Collected data

■ ■ ■ ■ ■

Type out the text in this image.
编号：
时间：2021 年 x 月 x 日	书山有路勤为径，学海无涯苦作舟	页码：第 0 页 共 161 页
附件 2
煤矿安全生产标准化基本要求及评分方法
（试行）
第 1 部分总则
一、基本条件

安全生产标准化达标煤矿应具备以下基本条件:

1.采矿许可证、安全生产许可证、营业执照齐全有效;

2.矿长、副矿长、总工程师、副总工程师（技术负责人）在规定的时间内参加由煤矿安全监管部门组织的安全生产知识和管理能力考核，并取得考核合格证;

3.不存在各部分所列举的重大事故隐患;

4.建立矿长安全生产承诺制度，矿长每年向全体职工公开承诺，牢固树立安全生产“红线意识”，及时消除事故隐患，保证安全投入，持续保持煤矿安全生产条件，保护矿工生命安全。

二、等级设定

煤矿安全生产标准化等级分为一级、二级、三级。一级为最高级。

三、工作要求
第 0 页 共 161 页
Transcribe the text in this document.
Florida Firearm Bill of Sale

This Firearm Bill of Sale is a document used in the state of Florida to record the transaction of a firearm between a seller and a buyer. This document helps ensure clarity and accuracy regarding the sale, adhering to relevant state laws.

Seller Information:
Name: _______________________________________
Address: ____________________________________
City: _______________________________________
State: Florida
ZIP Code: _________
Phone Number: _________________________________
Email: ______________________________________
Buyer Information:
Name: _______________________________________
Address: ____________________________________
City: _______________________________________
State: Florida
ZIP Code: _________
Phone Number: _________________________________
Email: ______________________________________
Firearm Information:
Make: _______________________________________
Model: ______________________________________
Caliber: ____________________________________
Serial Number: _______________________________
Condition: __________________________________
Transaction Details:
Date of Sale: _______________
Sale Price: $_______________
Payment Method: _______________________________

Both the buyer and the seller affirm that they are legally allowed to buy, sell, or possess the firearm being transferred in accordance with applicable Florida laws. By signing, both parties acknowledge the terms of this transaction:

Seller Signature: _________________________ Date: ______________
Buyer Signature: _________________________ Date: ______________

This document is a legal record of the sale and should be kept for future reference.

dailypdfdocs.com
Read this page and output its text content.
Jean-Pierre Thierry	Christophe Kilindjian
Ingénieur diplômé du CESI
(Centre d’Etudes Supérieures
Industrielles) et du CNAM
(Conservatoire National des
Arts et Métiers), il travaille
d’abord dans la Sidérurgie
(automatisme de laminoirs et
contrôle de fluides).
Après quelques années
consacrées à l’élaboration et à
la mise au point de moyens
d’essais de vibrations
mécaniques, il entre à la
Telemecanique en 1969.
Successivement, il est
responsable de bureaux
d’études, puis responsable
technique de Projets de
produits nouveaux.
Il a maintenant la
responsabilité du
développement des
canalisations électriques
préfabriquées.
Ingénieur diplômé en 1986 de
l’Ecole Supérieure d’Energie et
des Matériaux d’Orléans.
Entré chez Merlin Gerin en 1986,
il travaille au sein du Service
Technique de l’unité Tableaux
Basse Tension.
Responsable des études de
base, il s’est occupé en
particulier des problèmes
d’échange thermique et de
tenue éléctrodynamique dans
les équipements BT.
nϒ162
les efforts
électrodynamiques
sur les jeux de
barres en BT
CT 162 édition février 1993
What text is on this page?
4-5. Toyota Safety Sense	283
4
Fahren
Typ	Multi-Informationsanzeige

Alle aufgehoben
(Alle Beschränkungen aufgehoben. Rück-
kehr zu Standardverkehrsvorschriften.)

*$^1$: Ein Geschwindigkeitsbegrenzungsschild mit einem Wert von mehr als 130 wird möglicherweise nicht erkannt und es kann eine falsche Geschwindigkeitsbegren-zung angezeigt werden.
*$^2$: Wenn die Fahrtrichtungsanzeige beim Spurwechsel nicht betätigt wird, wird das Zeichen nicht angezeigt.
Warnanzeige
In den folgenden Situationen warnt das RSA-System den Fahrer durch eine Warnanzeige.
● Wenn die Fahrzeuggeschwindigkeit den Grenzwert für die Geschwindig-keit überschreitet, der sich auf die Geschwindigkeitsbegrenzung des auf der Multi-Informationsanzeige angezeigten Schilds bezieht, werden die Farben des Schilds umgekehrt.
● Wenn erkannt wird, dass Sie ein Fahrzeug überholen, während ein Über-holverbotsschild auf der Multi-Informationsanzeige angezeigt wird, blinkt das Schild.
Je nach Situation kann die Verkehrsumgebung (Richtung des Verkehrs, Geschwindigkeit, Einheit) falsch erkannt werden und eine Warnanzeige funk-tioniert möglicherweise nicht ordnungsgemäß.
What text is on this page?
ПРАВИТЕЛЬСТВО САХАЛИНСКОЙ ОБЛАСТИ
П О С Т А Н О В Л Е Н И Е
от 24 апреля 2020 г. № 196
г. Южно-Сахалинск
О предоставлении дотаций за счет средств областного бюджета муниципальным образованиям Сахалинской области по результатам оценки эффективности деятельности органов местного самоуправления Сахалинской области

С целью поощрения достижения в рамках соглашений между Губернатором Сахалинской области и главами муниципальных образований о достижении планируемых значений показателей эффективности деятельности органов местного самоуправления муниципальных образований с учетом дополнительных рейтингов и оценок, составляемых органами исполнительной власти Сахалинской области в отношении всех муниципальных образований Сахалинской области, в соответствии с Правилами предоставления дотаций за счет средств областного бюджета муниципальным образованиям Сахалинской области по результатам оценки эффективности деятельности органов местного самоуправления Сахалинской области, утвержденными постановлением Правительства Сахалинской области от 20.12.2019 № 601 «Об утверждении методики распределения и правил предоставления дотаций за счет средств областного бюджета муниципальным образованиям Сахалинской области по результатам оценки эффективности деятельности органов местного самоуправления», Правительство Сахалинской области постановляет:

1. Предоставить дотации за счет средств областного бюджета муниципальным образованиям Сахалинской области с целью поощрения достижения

■ ■ ■ ■ ■

■ EXERCISE TASK: Print back all the lines verbatim.

■ SOLVED EXERCISE:
Type out the text in this image.
编号：
时间：2021 年 x 月 x 日	书山有路勤为径，学海无涯苦作舟	页码：第 0 页 共 161 页
附件 2
煤矿安全生产标准化基本要求及评分方法
（试行）
第 1 部分总则
一、基本条件

安全生产标准化达标煤矿应具备以下基本条件:

1.采矿许可证、安全生产许可证、营业执照齐全有效;

2.矿长、副矿长、总工程师、副总工程师（技术负责人）在规定的时间内参加由煤矿安全监管部门组织的安全生产知识和管理能力考核，并取得考核合格证;

3.不存在各部分所列举的重大事故隐患;

4.建立矿长安全生产承诺制度，矿长每年向全体职工公开承诺，牢固树立安全生产“红线意识”，及时消除事故隐患，保证安全投入，持续保持煤矿安全生产条件，保护矿工生命安全。

二、等级设定

煤矿安全生产标准化等级分为一级、二级、三级。一级为最高级。

三、工作要求
第 0 页 共 161 页
Transcribe the text in this document.
Florida Firearm Bill of Sale

This Firearm Bill of Sale is a document used in the state of Florida to record the transaction of a firearm between a seller and a buyer. This document helps ensure clarity and accuracy regarding the sale, adhering to relevant state laws.

Seller Information:
Name: _______________________________________
Address: ____________________________________
City: _______________________________________
State: Florida
ZIP Code: _________
Phone Number: _________________________________
Email: ______________________________________
Buyer Information:
Name: _______________________________________
Address: ____________________________________
City: _______________________________________
State: Florida
ZIP Code: _________
Phone Number: _________________________________
Email: ______________________________________
Firearm Information:
Make: _______________________________________
Model: ______________________________________
Caliber: ____________________________________
Serial Number: _______________________________
Condition: __________________________________
Transaction Details:
Date of Sale: _______________
Sale Price: $_______________
Payment Method: _______________________________

Both the buyer and the seller affirm that they are legally allowed to buy, sell, or possess the firearm being transferred in accordance with applicable Florida laws. By signing, both parties acknowledge the terms of this transaction:

Seller Signature: _________________________ Date: ______________
Buyer Signature: _________________________ Date: ______________

This document is a legal record of the sale and should be kept for future reference.

dailypdfdocs.com
Read this page and output its text content.
Jean-Pierre Thierry	Christophe Kilindjian
Ingénieur diplômé du CESI
(Centre d’Etudes Supérieures
Industrielles) et du CNAM
(Conservatoire National des
Arts et Métiers), il travaille
d’abord dans la Sidérurgie
(automatisme de laminoirs et
contrôle de fluides).
Après quelques années
consacrées à l’élaboration et à
la mise au point de moyens
d’essais de vibrations
mécaniques, il entre à la
Telemecanique en 1969.
Successivement, il est
responsable de bureaux
d’études, puis responsable
technique de Projets de
produits nouveaux.
Il a maintenant la
responsabilité du
développement des
canalisations électriques
préfabriquées.
Ingénieur diplômé en 1986 de
l’Ecole Supérieure d’Energie et
des Matériaux d’Orléans.
Entré chez Merlin Gerin en 1986,
il travaille au sein du Service
Technique de l’unité Tableaux
Basse Tension.
Responsable des études de
base, il s’est occupé en
particulier des problèmes
d’échange thermique et de
tenue éléctrodynamique dans
les équipements BT.
nϒ162
les efforts
électrodynamiques
sur les jeux de
barres en BT
CT 162 édition février 1993
What text is on this page?
4-5. Toyota Safety Sense	283
4
Fahren
Typ	Multi-Informationsanzeige

Alle aufgehoben
(Alle Beschränkungen aufgehoben. Rück-
kehr zu Standardverkehrsvorschriften.)

*$^1$: Ein Geschwindigkeitsbegrenzungsschild mit einem Wert von mehr als 130 wird möglicherweise nicht erkannt und es kann eine falsche Geschwindigkeitsbegren-zung angezeigt werden.
*$^2$: Wenn die Fahrtrichtungsanzeige beim Spurwechsel nicht betätigt wird, wird das Zeichen nicht angezeigt.
Warnanzeige
In den folgenden Situationen warnt das RSA-System den Fahrer durch eine Warnanzeige.
● Wenn die Fahrzeuggeschwindigkeit den Grenzwert für die Geschwindig-keit überschreitet, der sich auf die Geschwindigkeitsbegrenzung des auf der Multi-Informationsanzeige angezeigten Schilds bezieht, werden die Farben des Schilds umgekehrt.
● Wenn erkannt wird, dass Sie ein Fahrzeug überholen, während ein Über-holverbotsschild auf der Multi-Informationsanzeige angezeigt wird, blinkt das Schild.
Je nach Situation kann die Verkehrsumgebung (Richtung des Verkehrs, Geschwindigkeit, Einheit) falsch erkannt werden und eine Warnanzeige funk-tioniert möglicherweise nicht ordnungsgemäß.
What text is on this page?
ПРАВИТЕЛЬСТВО САХАЛИНСКОЙ ОБЛАСТИ
П О С Т А Н О В Л Е Н И Е
от 24 апреля 2020 г. № 196
г. Южно-Сахалинск
О предоставлении дотаций за счет средств областного бюджета муниципальным образованиям Сахалинской области по результатам оценки эффективности деятельности органов местного самоуправления Сахалинской области

С целью поощрения достижения в рамках соглашений между Губернатором Сахалинской области и главами муниципальных образований о достижении планируемых значений показателей эффективности деятельности органов местного самоуправления муниципальных образований с учетом дополнительных рейтингов и оценок, составляемых органами исполнительной власти Сахалинской области в отношении всех муниципальных образований Сахалинской области, в соответствии с Правилами предоставления дотаций за счет средств областного бюджета муниципальным образованиям Сахалинской области по результатам оценки эффективности деятельности органов местного самоуправления Сахалинской области, утвержденными постановлением Правительства Сахалинской области от 20.12.2019 № 601 «Об утверждении методики распределения и правил предоставления дотаций за счет средств областного бюджета муниципальным образованиям Сахалинской области по результатам оценки эффективности деятельности органов местного самоуправления», Правительство Сахалинской области постановляет:

1. Предоставить дотации за счет средств областного бюджета муниципальным образованиям Сахалинской области с целью поощрения достижения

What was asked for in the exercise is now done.